[Dataset rows about figures]
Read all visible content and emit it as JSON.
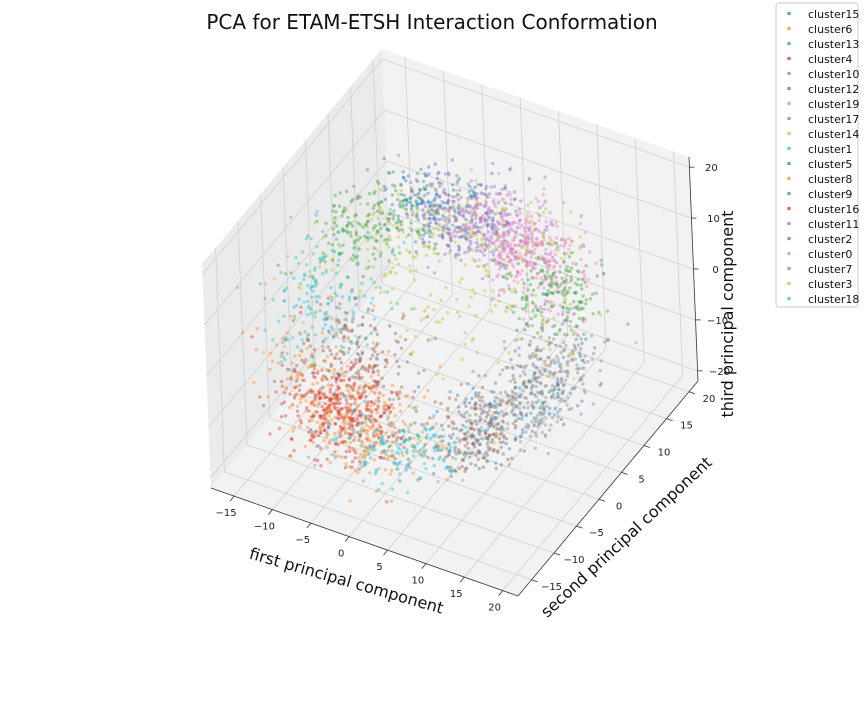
{
  "chart_data": {
    "type": "scatter",
    "projection": "3d",
    "title": "PCA for ETAM-ETSH Interaction Conformation",
    "xlabel": "first principal component",
    "ylabel": "second principal component",
    "zlabel": "third principal component",
    "xlim": [
      -18,
      22
    ],
    "ylim": [
      -18,
      22
    ],
    "zlim": [
      -22,
      22
    ],
    "xticks": [
      "−15",
      "−10",
      "−5",
      "0",
      "5",
      "10",
      "15",
      "20"
    ],
    "yticks": [
      "−15",
      "−10",
      "−5",
      "0",
      "5",
      "10",
      "15",
      "20"
    ],
    "zticks": [
      "−20",
      "−10",
      "0",
      "10",
      "20"
    ],
    "legend_position": "top-right",
    "marker_alpha": 0.4,
    "series": [
      {
        "name": "cluster15",
        "color": "#1f77b4",
        "center": [
          10,
          -2,
          -5
        ]
      },
      {
        "name": "cluster6",
        "color": "#ff7f0e",
        "center": [
          -4,
          -6,
          -8
        ]
      },
      {
        "name": "cluster13",
        "color": "#2ca02c",
        "center": [
          -12,
          6,
          10
        ]
      },
      {
        "name": "cluster4",
        "color": "#d62728",
        "center": [
          -6,
          -12,
          -14
        ]
      },
      {
        "name": "cluster10",
        "color": "#9467bd",
        "center": [
          4,
          10,
          16
        ]
      },
      {
        "name": "cluster12",
        "color": "#8c564b",
        "center": [
          12,
          -6,
          -16
        ]
      },
      {
        "name": "cluster19",
        "color": "#e377c2",
        "center": [
          10,
          12,
          10
        ]
      },
      {
        "name": "cluster17",
        "color": "#7f7f7f",
        "center": [
          16,
          -2,
          -8
        ]
      },
      {
        "name": "cluster14",
        "color": "#bcbd22",
        "center": [
          -2,
          4,
          2
        ]
      },
      {
        "name": "cluster1",
        "color": "#17becf",
        "center": [
          -14,
          2,
          -4
        ]
      },
      {
        "name": "cluster5",
        "color": "#1f77b4",
        "center": [
          -6,
          14,
          14
        ]
      },
      {
        "name": "cluster8",
        "color": "#ff7f0e",
        "center": [
          -2,
          -10,
          -4
        ]
      },
      {
        "name": "cluster9",
        "color": "#2ca02c",
        "center": [
          14,
          14,
          2
        ]
      },
      {
        "name": "cluster16",
        "color": "#d62728",
        "center": [
          -10,
          -8,
          -14
        ]
      },
      {
        "name": "cluster11",
        "color": "#9467bd",
        "center": [
          0,
          12,
          14
        ]
      },
      {
        "name": "cluster2",
        "color": "#8c564b",
        "center": [
          -10,
          0,
          -12
        ]
      },
      {
        "name": "cluster0",
        "color": "#e377c2",
        "center": [
          6,
          16,
          6
        ]
      },
      {
        "name": "cluster7",
        "color": "#7f7f7f",
        "center": [
          18,
          4,
          -4
        ]
      },
      {
        "name": "cluster3",
        "color": "#bcbd22",
        "center": [
          2,
          2,
          6
        ]
      },
      {
        "name": "cluster18",
        "color": "#17becf",
        "center": [
          4,
          -14,
          -10
        ]
      }
    ]
  }
}
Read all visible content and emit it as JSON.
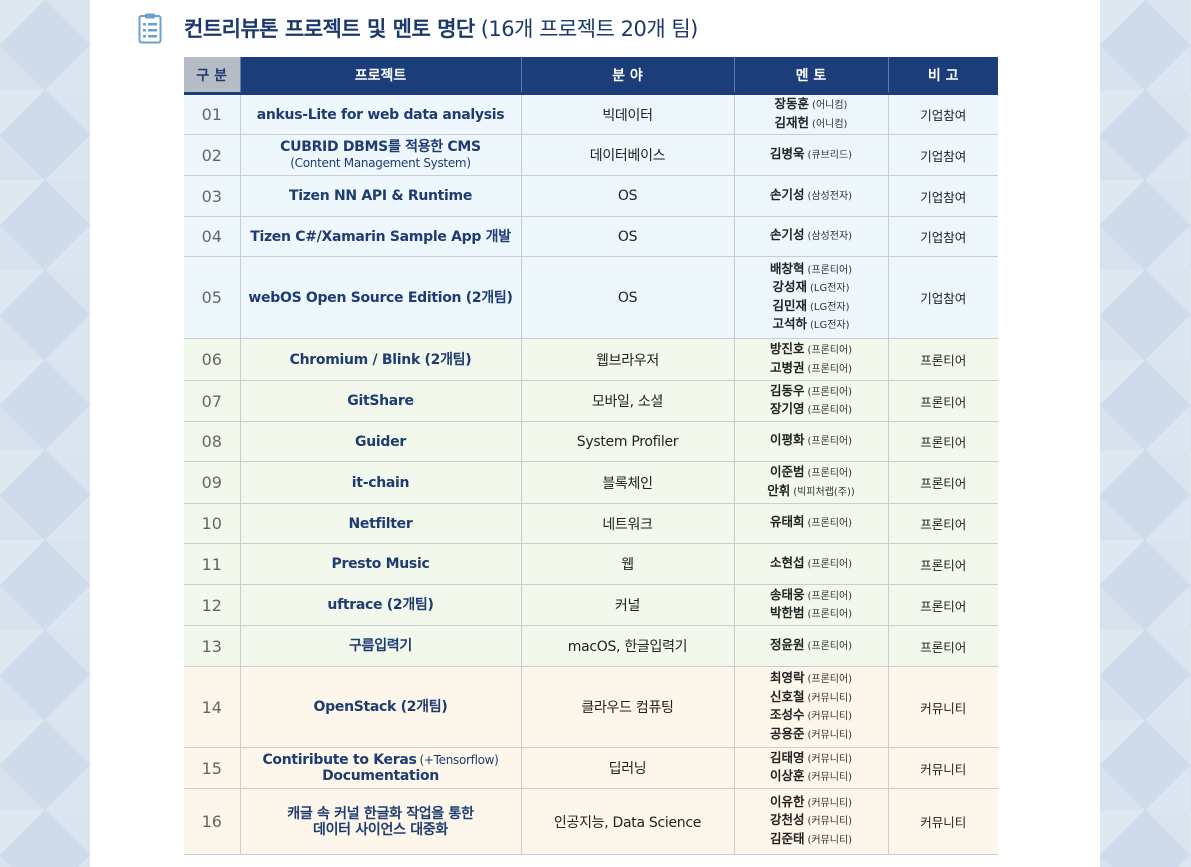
{
  "title": {
    "main": "컨트리뷰톤 프로젝트 및 멘토 명단",
    "sub": "(16개 프로젝트 20개 팀)",
    "icon": "clipboard-icon"
  },
  "table": {
    "headers": [
      "구 분",
      "프로젝트",
      "분 야",
      "멘 토",
      "비 고"
    ],
    "rows": [
      {
        "no": "01",
        "group": "biz",
        "project": [
          "ankus-Lite for web data analysis"
        ],
        "field": "빅데이터",
        "mentors": [
          {
            "name": "장동훈",
            "org": "(어니컴)"
          },
          {
            "name": "김재헌",
            "org": "(어니컴)"
          }
        ],
        "note": "기업참여"
      },
      {
        "no": "02",
        "group": "biz",
        "project": [
          "CUBRID DBMS를 적용한 CMS"
        ],
        "project_sub": "(Content Management System)",
        "field": "데이터베이스",
        "mentors": [
          {
            "name": "김병욱",
            "org": "(큐브리드)"
          }
        ],
        "note": "기업참여"
      },
      {
        "no": "03",
        "group": "biz",
        "project": [
          "Tizen NN API & Runtime"
        ],
        "field": "OS",
        "mentors": [
          {
            "name": "손기성",
            "org": "(삼성전자)"
          }
        ],
        "note": "기업참여"
      },
      {
        "no": "04",
        "group": "biz",
        "project": [
          "Tizen C#/Xamarin Sample App 개발"
        ],
        "field": "OS",
        "mentors": [
          {
            "name": "손기성",
            "org": "(삼성전자)"
          }
        ],
        "note": "기업참여"
      },
      {
        "no": "05",
        "group": "biz",
        "project": [
          "webOS Open Source Edition (2개팀)"
        ],
        "field": "OS",
        "mentors": [
          {
            "name": "배창혁",
            "org": "(프론티어)"
          },
          {
            "name": "강성재",
            "org": "(LG전자)"
          },
          {
            "name": "김민재",
            "org": "(LG전자)"
          },
          {
            "name": "고석하",
            "org": "(LG전자)"
          }
        ],
        "note": "기업참여"
      },
      {
        "no": "06",
        "group": "fr",
        "project": [
          "Chromium / Blink (2개팀)"
        ],
        "field": "웹브라우저",
        "mentors": [
          {
            "name": "방진호",
            "org": "(프론티어)"
          },
          {
            "name": "고병권",
            "org": "(프론티어)"
          }
        ],
        "note": "프론티어"
      },
      {
        "no": "07",
        "group": "fr",
        "project": [
          "GitShare"
        ],
        "field": "모바일, 소셜",
        "mentors": [
          {
            "name": "김동우",
            "org": "(프론티어)"
          },
          {
            "name": "장기영",
            "org": "(프론티어)"
          }
        ],
        "note": "프론티어"
      },
      {
        "no": "08",
        "group": "fr",
        "project": [
          "Guider"
        ],
        "field": "System Profiler",
        "mentors": [
          {
            "name": "이평화",
            "org": "(프론티어)"
          }
        ],
        "note": "프론티어"
      },
      {
        "no": "09",
        "group": "fr",
        "project": [
          "it-chain"
        ],
        "field": "블록체인",
        "mentors": [
          {
            "name": "이준범",
            "org": "(프론티어)"
          },
          {
            "name": "안휘",
            "org": "(빅피처랩(주))"
          }
        ],
        "note": "프론티어"
      },
      {
        "no": "10",
        "group": "fr",
        "project": [
          "Netfilter"
        ],
        "field": "네트워크",
        "mentors": [
          {
            "name": "유태희",
            "org": "(프론티어)"
          }
        ],
        "note": "프론티어"
      },
      {
        "no": "11",
        "group": "fr",
        "project": [
          "Presto Music"
        ],
        "field": "웹",
        "mentors": [
          {
            "name": "소현섭",
            "org": "(프론티어)"
          }
        ],
        "note": "프론티어"
      },
      {
        "no": "12",
        "group": "fr",
        "project": [
          "uftrace (2개팀)"
        ],
        "field": "커널",
        "mentors": [
          {
            "name": "송태웅",
            "org": "(프론티어)"
          },
          {
            "name": "박한범",
            "org": "(프론티어)"
          }
        ],
        "note": "프론티어"
      },
      {
        "no": "13",
        "group": "fr",
        "project": [
          "구름입력기"
        ],
        "field": "macOS, 한글입력기",
        "mentors": [
          {
            "name": "정윤원",
            "org": "(프론티어)"
          }
        ],
        "note": "프론티어"
      },
      {
        "no": "14",
        "group": "co",
        "project": [
          "OpenStack (2개팀)"
        ],
        "field": "클라우드 컴퓨팅",
        "mentors": [
          {
            "name": "최영락",
            "org": "(프론티어)"
          },
          {
            "name": "신호철",
            "org": "(커뮤니티)"
          },
          {
            "name": "조성수",
            "org": "(커뮤니티)"
          },
          {
            "name": "공용준",
            "org": "(커뮤니티)"
          }
        ],
        "note": "커뮤니티"
      },
      {
        "no": "15",
        "group": "co",
        "project": [
          "Contiribute to Keras",
          "Documentation"
        ],
        "project_inline_small": "(+Tensorflow)",
        "field": "딥러닝",
        "mentors": [
          {
            "name": "김태영",
            "org": "(커뮤니티)"
          },
          {
            "name": "이상훈",
            "org": "(커뮤니티)"
          }
        ],
        "note": "커뮤니티"
      },
      {
        "no": "16",
        "group": "co",
        "project": [
          "캐글 속 커널 한글화 작업을 통한",
          "데이터 사이언스 대중화"
        ],
        "field": "인공지능, Data Science",
        "mentors": [
          {
            "name": "이유한",
            "org": "(커뮤니티)"
          },
          {
            "name": "강천성",
            "org": "(커뮤니티)"
          },
          {
            "name": "김준태",
            "org": "(커뮤니티)"
          }
        ],
        "note": "커뮤니티"
      }
    ]
  },
  "colors": {
    "header_bg": "#1b3d7a",
    "title_color": "#1b3a6b",
    "biz_row_bg": "#eef7fc",
    "frontier_row_bg": "#f3f8ec",
    "community_row_bg": "#fdf6ea"
  }
}
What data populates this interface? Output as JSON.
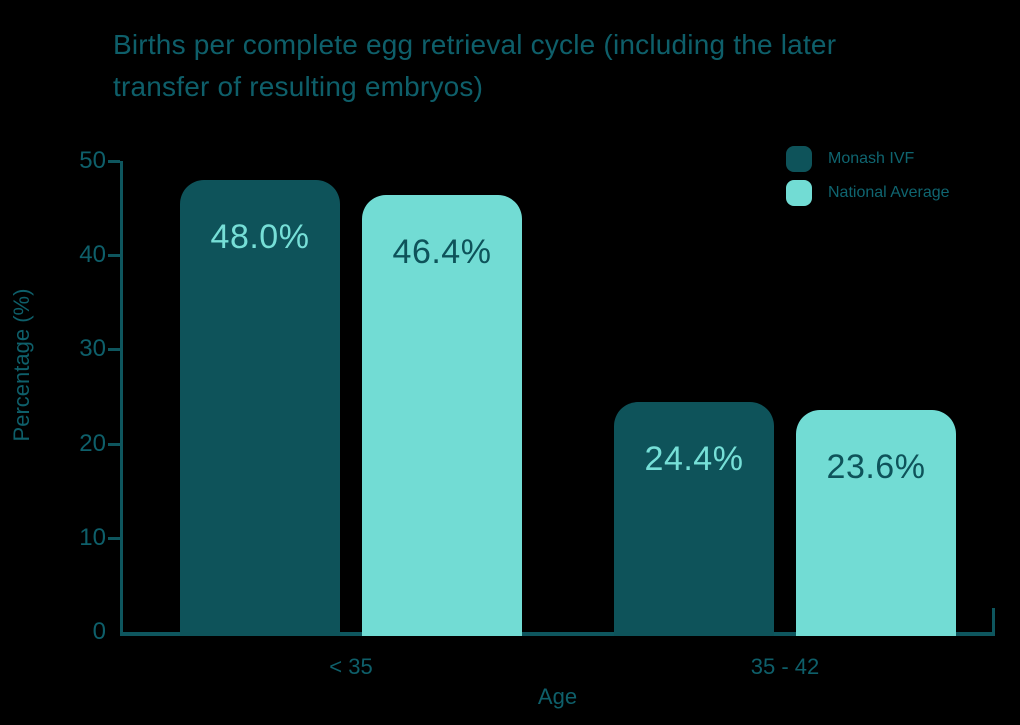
{
  "header": {
    "title_lines": [
      "Births per complete egg retrieval cycle (including the later",
      "transfer of resulting embryos)"
    ]
  },
  "colors": {
    "background": "#000000",
    "title_text": "#0E5F6A",
    "axis_text": "#0E5F6A",
    "legend_text": "#0F6570",
    "axis_line": "#0E565E"
  },
  "chart_data": {
    "type": "bar",
    "title": "Births per complete egg retrieval cycle (including the later transfer of resulting embryos)",
    "categories": [
      "< 35",
      "35 - 42"
    ],
    "series": [
      {
        "name": "Monash IVF",
        "color": "#0E535A",
        "label_color": "#76DFD7",
        "values": [
          48.0,
          24.4
        ],
        "labels": [
          "48.0%",
          "24.4%"
        ]
      },
      {
        "name": "National Average",
        "color": "#72DCD4",
        "label_color": "#0E535A",
        "values": [
          46.4,
          23.6
        ],
        "labels": [
          "46.4%",
          "23.6%"
        ]
      }
    ],
    "xlabel": "Age",
    "ylabel": "Percentage (%)",
    "ylim": [
      0,
      50
    ],
    "yticks": [
      0,
      10,
      20,
      30,
      40,
      50
    ],
    "grid": false,
    "legend_position": "top-right"
  }
}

Exercise description:
From the entries above, extract every line where the word "embryos" appears.

Written reply:
      "transfer of resulting embryos)"
    "title": "Births per complete egg retrieval cycle (including the later transfer of resulting embryos)",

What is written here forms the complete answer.